Stated problem: Copy every record below exactly as written, but leave out the pictures.

Input data:
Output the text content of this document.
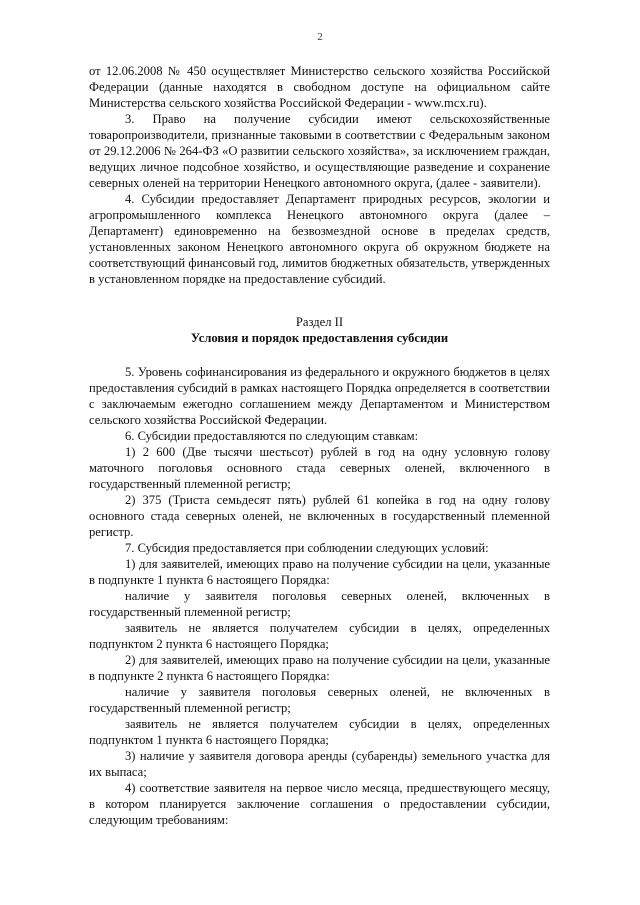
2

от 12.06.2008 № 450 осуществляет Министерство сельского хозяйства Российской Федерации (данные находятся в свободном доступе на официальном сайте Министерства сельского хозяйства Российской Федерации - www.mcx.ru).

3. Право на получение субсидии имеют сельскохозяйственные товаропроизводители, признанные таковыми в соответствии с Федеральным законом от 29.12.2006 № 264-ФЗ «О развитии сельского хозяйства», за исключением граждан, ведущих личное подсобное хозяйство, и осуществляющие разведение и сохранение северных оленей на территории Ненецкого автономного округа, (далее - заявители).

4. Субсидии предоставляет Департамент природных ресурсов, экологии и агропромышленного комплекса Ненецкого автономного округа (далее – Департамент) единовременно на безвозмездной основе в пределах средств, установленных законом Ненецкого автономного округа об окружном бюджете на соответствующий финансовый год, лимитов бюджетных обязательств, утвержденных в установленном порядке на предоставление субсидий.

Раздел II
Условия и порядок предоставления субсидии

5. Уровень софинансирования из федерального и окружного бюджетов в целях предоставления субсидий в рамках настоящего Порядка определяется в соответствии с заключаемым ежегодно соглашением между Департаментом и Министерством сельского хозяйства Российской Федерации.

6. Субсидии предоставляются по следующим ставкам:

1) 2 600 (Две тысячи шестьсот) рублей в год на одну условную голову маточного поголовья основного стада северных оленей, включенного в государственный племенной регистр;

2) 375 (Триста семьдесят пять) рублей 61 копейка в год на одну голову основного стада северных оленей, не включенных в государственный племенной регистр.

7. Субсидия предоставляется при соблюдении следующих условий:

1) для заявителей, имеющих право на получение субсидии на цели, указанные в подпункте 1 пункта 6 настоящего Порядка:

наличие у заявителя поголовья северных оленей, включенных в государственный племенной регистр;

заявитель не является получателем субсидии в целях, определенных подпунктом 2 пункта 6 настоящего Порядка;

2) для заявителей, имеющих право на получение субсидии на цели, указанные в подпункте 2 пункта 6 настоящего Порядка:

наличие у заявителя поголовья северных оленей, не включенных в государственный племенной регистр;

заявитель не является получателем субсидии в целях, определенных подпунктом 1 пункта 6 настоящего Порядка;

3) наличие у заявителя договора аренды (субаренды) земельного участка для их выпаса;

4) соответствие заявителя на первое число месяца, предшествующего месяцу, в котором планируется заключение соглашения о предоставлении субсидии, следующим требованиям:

Finished answer:
Output the text content of this document.
2

от 12.06.2008 № 450 осуществляет Министерство сельского хозяйства Российской Федерации (данные находятся в свободном доступе на официальном сайте Министерства сельского хозяйства Российской Федерации - www.mcx.ru).

3. Право на получение субсидии имеют сельскохозяйственные товаропроизводители, признанные таковыми в соответствии с Федеральным законом от 29.12.2006 № 264-ФЗ «О развитии сельского хозяйства», за исключением граждан, ведущих личное подсобное хозяйство, и осуществляющие разведение и сохранение северных оленей на территории Ненецкого автономного округа, (далее - заявители).

4. Субсидии предоставляет Департамент природных ресурсов, экологии и агропромышленного комплекса Ненецкого автономного округа (далее – Департамент) единовременно на безвозмездной основе в пределах средств, установленных законом Ненецкого автономного округа об окружном бюджете на соответствующий финансовый год, лимитов бюджетных обязательств, утвержденных в установленном порядке на предоставление субсидий.

Раздел II
Условия и порядок предоставления субсидии

5. Уровень софинансирования из федерального и окружного бюджетов в целях предоставления субсидий в рамках настоящего Порядка определяется в соответствии с заключаемым ежегодно соглашением между Департаментом и Министерством сельского хозяйства Российской Федерации.

6. Субсидии предоставляются по следующим ставкам:

1) 2 600 (Две тысячи шестьсот) рублей в год на одну условную голову маточного поголовья основного стада северных оленей, включенного в государственный племенной регистр;

2) 375 (Триста семьдесят пять) рублей 61 копейка в год на одну голову основного стада северных оленей, не включенных в государственный племенной регистр.

7. Субсидия предоставляется при соблюдении следующих условий:

1) для заявителей, имеющих право на получение субсидии на цели, указанные в подпункте 1 пункта 6 настоящего Порядка:

наличие у заявителя поголовья северных оленей, включенных в государственный племенной регистр;

заявитель не является получателем субсидии в целях, определенных подпунктом 2 пункта 6 настоящего Порядка;

2) для заявителей, имеющих право на получение субсидии на цели, указанные в подпункте 2 пункта 6 настоящего Порядка:

наличие у заявителя поголовья северных оленей, не включенных в государственный племенной регистр;

заявитель не является получателем субсидии в целях, определенных подпунктом 1 пункта 6 настоящего Порядка;

3) наличие у заявителя договора аренды (субаренды) земельного участка для их выпаса;

4) соответствие заявителя на первое число месяца, предшествующего месяцу, в котором планируется заключение соглашения о предоставлении субсидии, следующим требованиям:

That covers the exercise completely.